begin
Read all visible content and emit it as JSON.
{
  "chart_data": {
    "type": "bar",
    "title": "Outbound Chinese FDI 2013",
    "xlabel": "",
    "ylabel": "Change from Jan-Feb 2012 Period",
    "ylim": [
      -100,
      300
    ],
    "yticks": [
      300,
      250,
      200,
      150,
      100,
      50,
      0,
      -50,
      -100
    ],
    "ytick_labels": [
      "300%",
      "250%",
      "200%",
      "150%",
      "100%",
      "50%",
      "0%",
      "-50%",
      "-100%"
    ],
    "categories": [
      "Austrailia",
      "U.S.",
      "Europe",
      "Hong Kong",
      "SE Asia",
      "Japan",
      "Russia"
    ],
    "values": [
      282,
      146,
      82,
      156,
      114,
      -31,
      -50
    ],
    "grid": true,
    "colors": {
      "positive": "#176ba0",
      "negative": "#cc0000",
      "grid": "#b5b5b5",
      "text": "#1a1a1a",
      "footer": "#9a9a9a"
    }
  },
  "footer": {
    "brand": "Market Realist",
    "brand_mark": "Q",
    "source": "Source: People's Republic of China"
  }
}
end
▸ **The task**
Using the data above, reproduce every line exactly.

▸ **Reply to the task**
Read all visible content and emit it as JSON.
{
  "chart_data": {
    "type": "bar",
    "title": "Outbound Chinese FDI 2013",
    "xlabel": "",
    "ylabel": "Change from Jan-Feb 2012 Period",
    "ylim": [
      -100,
      300
    ],
    "yticks": [
      300,
      250,
      200,
      150,
      100,
      50,
      0,
      -50,
      -100
    ],
    "ytick_labels": [
      "300%",
      "250%",
      "200%",
      "150%",
      "100%",
      "50%",
      "0%",
      "-50%",
      "-100%"
    ],
    "categories": [
      "Austrailia",
      "U.S.",
      "Europe",
      "Hong Kong",
      "SE Asia",
      "Japan",
      "Russia"
    ],
    "values": [
      282,
      146,
      82,
      156,
      114,
      -31,
      -50
    ],
    "grid": true,
    "colors": {
      "positive": "#176ba0",
      "negative": "#cc0000",
      "grid": "#b5b5b5",
      "text": "#1a1a1a",
      "footer": "#9a9a9a"
    }
  },
  "footer": {
    "brand": "Market Realist",
    "brand_mark": "Q",
    "source": "Source: People's Republic of China"
  }
}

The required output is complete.